(Figure record extracts)
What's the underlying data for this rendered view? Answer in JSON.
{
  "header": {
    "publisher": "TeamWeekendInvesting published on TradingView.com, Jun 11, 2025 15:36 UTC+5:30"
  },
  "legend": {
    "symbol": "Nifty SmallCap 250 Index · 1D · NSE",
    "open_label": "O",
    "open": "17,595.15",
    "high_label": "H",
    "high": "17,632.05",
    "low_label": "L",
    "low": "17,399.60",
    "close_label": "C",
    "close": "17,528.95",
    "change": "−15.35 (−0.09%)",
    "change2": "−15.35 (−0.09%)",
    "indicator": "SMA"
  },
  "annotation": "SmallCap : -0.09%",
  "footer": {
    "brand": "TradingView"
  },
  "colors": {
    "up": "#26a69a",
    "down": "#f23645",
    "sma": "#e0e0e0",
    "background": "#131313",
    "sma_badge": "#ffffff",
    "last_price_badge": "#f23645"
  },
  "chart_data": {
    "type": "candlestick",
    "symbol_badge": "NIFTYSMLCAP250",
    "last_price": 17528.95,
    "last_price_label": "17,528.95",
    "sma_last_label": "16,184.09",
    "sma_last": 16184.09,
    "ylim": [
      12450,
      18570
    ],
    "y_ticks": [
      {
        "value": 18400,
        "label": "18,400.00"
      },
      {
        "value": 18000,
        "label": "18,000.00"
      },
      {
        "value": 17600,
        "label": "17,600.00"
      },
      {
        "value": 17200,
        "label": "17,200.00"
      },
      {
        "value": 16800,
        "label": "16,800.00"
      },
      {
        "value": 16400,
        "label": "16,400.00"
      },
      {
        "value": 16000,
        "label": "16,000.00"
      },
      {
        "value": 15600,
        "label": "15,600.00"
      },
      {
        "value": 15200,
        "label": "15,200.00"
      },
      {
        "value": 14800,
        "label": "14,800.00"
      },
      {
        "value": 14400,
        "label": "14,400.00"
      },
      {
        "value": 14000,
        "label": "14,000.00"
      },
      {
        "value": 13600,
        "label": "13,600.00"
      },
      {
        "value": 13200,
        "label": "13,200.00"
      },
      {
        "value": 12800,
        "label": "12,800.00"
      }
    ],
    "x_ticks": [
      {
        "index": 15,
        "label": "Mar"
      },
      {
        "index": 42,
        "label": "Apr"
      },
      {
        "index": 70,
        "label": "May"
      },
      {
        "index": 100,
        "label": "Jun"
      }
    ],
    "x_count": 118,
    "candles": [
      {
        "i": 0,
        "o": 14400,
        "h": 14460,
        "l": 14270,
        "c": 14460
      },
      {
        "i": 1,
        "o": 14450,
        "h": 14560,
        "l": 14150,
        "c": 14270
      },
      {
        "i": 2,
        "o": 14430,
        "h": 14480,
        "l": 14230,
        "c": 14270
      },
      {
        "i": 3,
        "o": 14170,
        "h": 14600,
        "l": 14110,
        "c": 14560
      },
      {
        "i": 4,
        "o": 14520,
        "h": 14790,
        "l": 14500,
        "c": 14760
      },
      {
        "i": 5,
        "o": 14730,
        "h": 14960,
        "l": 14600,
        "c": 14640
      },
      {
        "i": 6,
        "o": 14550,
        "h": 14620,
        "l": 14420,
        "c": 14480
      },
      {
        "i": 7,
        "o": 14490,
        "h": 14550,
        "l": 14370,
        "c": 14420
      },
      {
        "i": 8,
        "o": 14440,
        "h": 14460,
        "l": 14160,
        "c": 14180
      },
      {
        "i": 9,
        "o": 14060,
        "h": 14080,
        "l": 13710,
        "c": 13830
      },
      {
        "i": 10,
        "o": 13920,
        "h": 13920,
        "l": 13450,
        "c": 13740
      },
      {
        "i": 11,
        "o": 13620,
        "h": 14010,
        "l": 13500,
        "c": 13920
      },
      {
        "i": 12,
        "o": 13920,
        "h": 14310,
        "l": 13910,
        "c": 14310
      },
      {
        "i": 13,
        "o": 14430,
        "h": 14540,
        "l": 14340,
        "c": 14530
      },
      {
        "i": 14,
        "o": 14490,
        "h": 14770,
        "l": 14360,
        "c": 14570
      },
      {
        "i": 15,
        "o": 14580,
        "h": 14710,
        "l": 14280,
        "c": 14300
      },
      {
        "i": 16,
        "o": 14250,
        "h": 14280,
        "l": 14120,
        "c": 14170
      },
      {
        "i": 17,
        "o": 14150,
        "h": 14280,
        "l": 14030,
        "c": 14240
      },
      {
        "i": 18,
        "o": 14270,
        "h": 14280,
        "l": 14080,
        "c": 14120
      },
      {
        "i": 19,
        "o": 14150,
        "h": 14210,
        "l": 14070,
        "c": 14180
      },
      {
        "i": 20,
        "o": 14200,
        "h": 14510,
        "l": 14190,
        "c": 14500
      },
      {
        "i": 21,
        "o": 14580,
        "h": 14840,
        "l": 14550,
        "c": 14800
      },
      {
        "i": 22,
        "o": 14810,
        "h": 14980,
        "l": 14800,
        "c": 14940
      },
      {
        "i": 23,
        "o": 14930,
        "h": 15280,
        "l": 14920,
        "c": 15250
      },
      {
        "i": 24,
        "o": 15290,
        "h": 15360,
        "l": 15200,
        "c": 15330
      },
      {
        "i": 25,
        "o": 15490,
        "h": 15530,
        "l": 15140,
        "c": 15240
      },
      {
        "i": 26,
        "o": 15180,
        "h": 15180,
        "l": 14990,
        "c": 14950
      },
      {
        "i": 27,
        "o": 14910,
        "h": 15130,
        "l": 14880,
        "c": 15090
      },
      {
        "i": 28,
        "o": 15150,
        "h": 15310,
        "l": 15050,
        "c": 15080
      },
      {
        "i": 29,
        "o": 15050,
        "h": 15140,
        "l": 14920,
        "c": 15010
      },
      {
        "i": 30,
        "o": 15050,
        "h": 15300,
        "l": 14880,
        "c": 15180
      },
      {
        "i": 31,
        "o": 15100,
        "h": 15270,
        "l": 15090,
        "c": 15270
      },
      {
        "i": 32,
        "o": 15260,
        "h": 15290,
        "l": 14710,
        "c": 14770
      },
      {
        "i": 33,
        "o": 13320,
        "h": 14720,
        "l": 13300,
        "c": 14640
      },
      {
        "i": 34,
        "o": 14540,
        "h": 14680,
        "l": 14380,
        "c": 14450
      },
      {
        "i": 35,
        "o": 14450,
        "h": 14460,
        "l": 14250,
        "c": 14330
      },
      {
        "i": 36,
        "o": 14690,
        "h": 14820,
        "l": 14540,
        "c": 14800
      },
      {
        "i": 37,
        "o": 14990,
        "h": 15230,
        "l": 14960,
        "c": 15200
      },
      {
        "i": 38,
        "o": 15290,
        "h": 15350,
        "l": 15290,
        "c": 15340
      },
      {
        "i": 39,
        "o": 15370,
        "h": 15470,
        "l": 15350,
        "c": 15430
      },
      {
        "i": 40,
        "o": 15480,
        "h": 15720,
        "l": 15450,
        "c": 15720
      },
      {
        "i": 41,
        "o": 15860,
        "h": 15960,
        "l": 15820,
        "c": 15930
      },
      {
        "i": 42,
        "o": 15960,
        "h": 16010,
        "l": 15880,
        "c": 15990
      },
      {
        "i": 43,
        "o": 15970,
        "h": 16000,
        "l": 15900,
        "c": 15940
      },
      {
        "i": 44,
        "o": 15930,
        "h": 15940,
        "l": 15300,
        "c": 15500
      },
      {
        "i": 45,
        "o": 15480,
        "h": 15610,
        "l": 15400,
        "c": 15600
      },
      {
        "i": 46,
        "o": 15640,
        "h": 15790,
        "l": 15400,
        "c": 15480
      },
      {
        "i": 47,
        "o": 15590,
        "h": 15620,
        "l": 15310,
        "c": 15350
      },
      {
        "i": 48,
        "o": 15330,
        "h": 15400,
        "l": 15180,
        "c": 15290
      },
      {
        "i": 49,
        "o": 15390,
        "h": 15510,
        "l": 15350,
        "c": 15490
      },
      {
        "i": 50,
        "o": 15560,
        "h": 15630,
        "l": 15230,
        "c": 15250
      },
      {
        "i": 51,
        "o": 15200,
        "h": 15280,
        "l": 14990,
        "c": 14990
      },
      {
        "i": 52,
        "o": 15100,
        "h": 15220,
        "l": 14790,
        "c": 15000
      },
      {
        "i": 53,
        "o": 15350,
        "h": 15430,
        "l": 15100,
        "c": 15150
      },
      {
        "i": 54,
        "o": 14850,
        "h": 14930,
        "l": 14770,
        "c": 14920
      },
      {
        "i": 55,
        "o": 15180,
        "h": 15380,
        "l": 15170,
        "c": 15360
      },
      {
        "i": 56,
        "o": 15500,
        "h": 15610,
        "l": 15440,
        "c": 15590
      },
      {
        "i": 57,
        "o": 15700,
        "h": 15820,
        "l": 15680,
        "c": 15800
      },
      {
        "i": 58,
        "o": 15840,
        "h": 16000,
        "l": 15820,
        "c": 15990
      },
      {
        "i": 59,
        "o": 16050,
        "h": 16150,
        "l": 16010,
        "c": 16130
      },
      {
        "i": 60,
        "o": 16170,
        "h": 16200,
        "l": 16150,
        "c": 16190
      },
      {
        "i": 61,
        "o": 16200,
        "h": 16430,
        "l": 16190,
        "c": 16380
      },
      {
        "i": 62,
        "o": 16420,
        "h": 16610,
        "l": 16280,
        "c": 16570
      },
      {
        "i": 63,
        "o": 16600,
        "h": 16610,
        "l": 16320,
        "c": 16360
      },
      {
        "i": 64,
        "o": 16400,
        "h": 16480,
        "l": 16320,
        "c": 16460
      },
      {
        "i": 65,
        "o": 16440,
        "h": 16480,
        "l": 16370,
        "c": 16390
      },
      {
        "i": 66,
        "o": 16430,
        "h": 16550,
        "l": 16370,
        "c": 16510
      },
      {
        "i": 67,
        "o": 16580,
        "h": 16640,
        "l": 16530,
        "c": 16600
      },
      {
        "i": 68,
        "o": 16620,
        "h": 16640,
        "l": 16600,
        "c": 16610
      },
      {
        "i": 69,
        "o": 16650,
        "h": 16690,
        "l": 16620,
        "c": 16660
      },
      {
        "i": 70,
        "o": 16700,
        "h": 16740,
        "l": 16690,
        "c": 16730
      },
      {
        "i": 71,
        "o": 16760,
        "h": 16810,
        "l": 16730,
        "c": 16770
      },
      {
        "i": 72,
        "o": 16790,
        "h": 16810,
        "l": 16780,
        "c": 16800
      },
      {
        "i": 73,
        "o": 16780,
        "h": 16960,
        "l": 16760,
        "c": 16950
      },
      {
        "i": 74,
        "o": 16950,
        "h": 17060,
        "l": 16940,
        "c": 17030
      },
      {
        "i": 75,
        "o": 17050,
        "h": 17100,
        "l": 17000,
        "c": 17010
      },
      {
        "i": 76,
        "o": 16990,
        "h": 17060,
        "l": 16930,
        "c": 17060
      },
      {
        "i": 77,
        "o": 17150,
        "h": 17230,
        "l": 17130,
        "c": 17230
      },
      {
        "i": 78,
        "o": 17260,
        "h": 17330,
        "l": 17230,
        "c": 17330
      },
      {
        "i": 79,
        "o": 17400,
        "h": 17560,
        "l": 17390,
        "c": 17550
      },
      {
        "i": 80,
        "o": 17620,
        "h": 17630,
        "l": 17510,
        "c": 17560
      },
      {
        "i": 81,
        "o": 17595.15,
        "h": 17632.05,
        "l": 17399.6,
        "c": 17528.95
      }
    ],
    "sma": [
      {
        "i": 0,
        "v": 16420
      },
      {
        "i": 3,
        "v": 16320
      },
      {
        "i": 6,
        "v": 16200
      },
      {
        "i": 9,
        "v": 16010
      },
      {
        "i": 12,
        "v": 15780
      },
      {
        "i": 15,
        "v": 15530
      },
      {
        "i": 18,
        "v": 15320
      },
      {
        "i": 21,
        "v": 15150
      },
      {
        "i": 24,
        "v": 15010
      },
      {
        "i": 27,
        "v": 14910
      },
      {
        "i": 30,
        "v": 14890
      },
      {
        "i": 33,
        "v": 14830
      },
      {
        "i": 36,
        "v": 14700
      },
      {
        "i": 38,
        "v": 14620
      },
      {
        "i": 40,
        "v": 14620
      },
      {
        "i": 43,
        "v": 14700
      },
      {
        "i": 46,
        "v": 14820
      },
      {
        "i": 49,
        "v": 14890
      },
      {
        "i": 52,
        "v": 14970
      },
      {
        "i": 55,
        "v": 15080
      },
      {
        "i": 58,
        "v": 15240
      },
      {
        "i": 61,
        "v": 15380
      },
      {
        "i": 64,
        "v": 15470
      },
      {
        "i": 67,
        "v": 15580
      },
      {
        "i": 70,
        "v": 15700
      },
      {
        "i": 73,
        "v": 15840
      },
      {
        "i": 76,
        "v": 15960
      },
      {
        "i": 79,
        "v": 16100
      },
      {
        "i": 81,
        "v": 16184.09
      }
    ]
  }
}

Task: Read the entries and pick out all lines that include the word "SmallCap".

Complete response:
    "symbol": "Nifty SmallCap 250 Index · 1D · NSE",
  "annotation": "SmallCap : -0.09%",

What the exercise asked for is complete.